Goal: Output the data below in full, byte for byte. Nothing may differ.

Data listing:
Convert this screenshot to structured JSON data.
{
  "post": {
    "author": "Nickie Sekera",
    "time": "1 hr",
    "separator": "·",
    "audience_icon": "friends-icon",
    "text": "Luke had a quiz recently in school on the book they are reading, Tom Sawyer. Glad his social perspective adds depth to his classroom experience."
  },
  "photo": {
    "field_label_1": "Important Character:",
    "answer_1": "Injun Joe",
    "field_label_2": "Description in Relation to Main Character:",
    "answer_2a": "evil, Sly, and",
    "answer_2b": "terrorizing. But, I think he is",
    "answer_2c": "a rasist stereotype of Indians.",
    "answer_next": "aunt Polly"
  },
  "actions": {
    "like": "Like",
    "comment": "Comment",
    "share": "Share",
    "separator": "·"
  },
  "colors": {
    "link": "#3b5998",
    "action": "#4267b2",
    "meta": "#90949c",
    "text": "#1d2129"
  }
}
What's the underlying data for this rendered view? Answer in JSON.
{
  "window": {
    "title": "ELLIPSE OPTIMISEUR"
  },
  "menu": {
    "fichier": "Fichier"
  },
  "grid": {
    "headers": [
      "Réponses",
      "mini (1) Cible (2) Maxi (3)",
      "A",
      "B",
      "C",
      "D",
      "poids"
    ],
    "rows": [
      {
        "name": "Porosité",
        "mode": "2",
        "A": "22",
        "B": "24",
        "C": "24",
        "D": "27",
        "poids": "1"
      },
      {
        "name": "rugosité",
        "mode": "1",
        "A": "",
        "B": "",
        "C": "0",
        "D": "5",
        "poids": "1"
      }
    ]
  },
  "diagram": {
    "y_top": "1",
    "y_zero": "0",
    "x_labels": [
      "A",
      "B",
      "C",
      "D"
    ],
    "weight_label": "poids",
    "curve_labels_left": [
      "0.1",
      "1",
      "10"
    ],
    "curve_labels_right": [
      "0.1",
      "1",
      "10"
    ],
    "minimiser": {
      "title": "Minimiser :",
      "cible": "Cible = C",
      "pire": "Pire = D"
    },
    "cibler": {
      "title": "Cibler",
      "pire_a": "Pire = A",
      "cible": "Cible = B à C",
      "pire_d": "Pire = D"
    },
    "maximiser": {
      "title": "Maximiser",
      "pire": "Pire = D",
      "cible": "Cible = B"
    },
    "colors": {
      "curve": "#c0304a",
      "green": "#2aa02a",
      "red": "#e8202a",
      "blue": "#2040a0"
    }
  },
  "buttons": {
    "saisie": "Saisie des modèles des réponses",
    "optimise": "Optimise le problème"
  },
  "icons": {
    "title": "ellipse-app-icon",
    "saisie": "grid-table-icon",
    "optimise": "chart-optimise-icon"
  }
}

Result:
Convert this screenshot to structured JSON data.
{
  "post": {
    "author": "Nickie Sekera",
    "time": "1 hr",
    "separator": "·",
    "audience_icon": "friends-icon",
    "text": "Luke had a quiz recently in school on the book they are reading, Tom Sawyer. Glad his social perspective adds depth to his classroom experience."
  },
  "photo": {
    "field_label_1": "Important Character:",
    "answer_1": "Injun Joe",
    "field_label_2": "Description in Relation to Main Character:",
    "answer_2a": "evil, Sly, and",
    "answer_2b": "terrorizing. But, I think he is",
    "answer_2c": "a rasist stereotype of Indians.",
    "answer_next": "aunt Polly"
  },
  "actions": {
    "like": "Like",
    "comment": "Comment",
    "share": "Share",
    "separator": "·"
  },
  "colors": {
    "link": "#3b5998",
    "action": "#4267b2",
    "meta": "#90949c",
    "text": "#1d2129"
  }
}
What's the underlying data for this rendered view? Answer in JSON.
{
  "window": {
    "title": "ELLIPSE OPTIMISEUR"
  },
  "menu": {
    "fichier": "Fichier"
  },
  "grid": {
    "headers": [
      "Réponses",
      "mini (1) Cible (2) Maxi (3)",
      "A",
      "B",
      "C",
      "D",
      "poids"
    ],
    "rows": [
      {
        "name": "Porosité",
        "mode": "2",
        "A": "22",
        "B": "24",
        "C": "24",
        "D": "27",
        "poids": "1"
      },
      {
        "name": "rugosité",
        "mode": "1",
        "A": "",
        "B": "",
        "C": "0",
        "D": "5",
        "poids": "1"
      }
    ]
  },
  "diagram": {
    "y_top": "1",
    "y_zero": "0",
    "x_labels": [
      "A",
      "B",
      "C",
      "D"
    ],
    "weight_label": "poids",
    "curve_labels_left": [
      "0.1",
      "1",
      "10"
    ],
    "curve_labels_right": [
      "0.1",
      "1",
      "10"
    ],
    "minimiser": {
      "title": "Minimiser :",
      "cible": "Cible = C",
      "pire": "Pire = D"
    },
    "cibler": {
      "title": "Cibler",
      "pire_a": "Pire = A",
      "cible": "Cible = B à C",
      "pire_d": "Pire = D"
    },
    "maximiser": {
      "title": "Maximiser",
      "pire": "Pire = D",
      "cible": "Cible = B"
    },
    "colors": {
      "curve": "#c0304a",
      "green": "#2aa02a",
      "red": "#e8202a",
      "blue": "#2040a0"
    }
  },
  "buttons": {
    "saisie": "Saisie des modèles des réponses",
    "optimise": "Optimise le problème"
  },
  "icons": {
    "title": "ellipse-app-icon",
    "saisie": "grid-table-icon",
    "optimise": "chart-optimise-icon"
  }
}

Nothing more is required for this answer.